Work to be completed
Wherever the word "Sistem" appears in the entries, copy the whole line.

---------- Material to process ----------

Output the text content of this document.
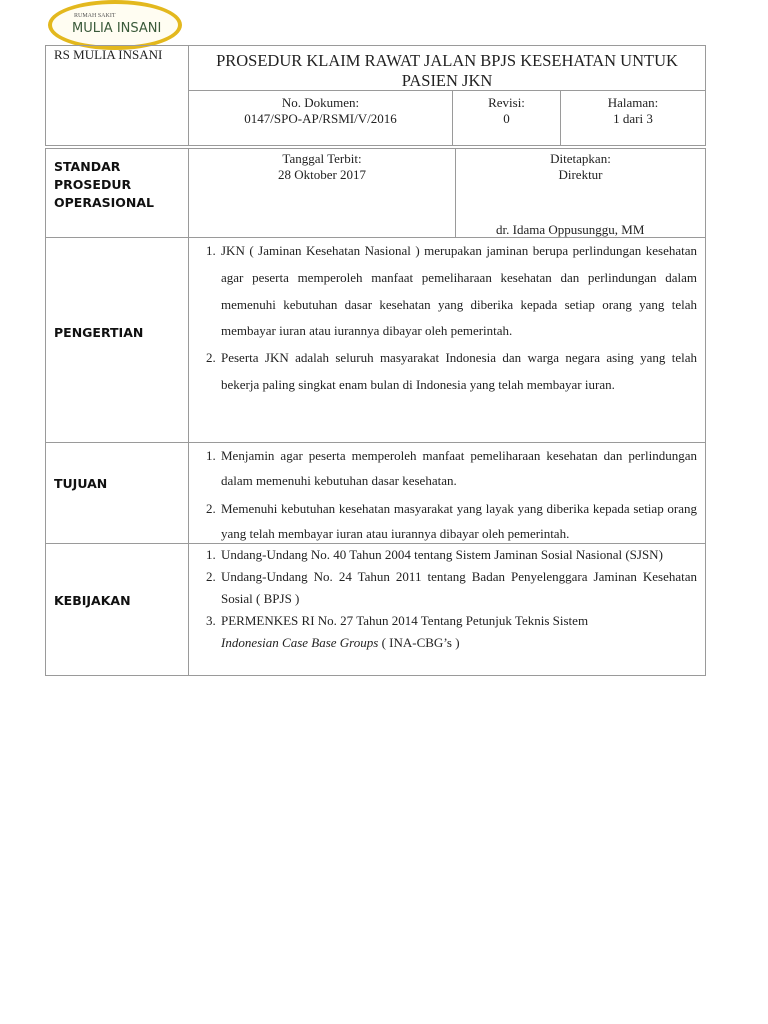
RUMAH SAKIT
MULIA INSANI
RS MULIA INSANI	PROSEDUR KLAIM RAWAT JALAN BPJS KESEHATAN UNTUK PASIEN JKN
No. Dokumen:
0147/SPO-AP/RSMI/V/2016
Revisi:
0
Halaman:
1 dari 3
STANDAR PROSEDUR OPERASIONAL
Tanggal Terbit:
28 Oktober 2017
Ditetapkan:
Direktur
dr. Idama Oppusunggu, MM
PENGERTIAN
1. JKN ( Jaminan Kesehatan Nasional ) merupakan jaminan berupa perlindungan kesehatan agar peserta memperoleh manfaat pemeliharaan kesehatan dan perlindungan dalam memenuhi kebutuhan dasar kesehatan yang diberika kepada setiap orang yang telah membayar iuran atau iurannya dibayar oleh pemerintah.
2. Peserta JKN adalah seluruh masyarakat Indonesia dan warga negara asing yang telah bekerja paling singkat enam bulan di Indonesia yang telah membayar iuran.
TUJUAN
1. Menjamin agar peserta memperoleh manfaat pemeliharaan kesehatan dan perlindungan dalam memenuhi kebutuhan dasar kesehatan.
2. Memenuhi kebutuhan kesehatan masyarakat yang layak yang diberika kepada setiap orang yang telah membayar iuran atau iurannya dibayar oleh pemerintah.
KEBIJAKAN
1. Undang-Undang No. 40 Tahun 2004 tentang Sistem Jaminan Sosial Nasional (SJSN)
2. Undang-Undang No. 24 Tahun 2011 tentang Badan Penyelenggara Jaminan Kesehatan Sosial ( BPJS )
3. PERMENKES RI No. 27 Tahun 2014 Tentang Petunjuk Teknis Sistem
Indonesian Case Base Groups ( INA-CBG’s )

----------

Exercise output
1. Undang-Undang No. 40 Tahun 2004 tentang Sistem Jaminan Sosial Nasional (SJSN)
3. PERMENKES RI No. 27 Tahun 2014 Tentang Petunjuk Teknis Sistem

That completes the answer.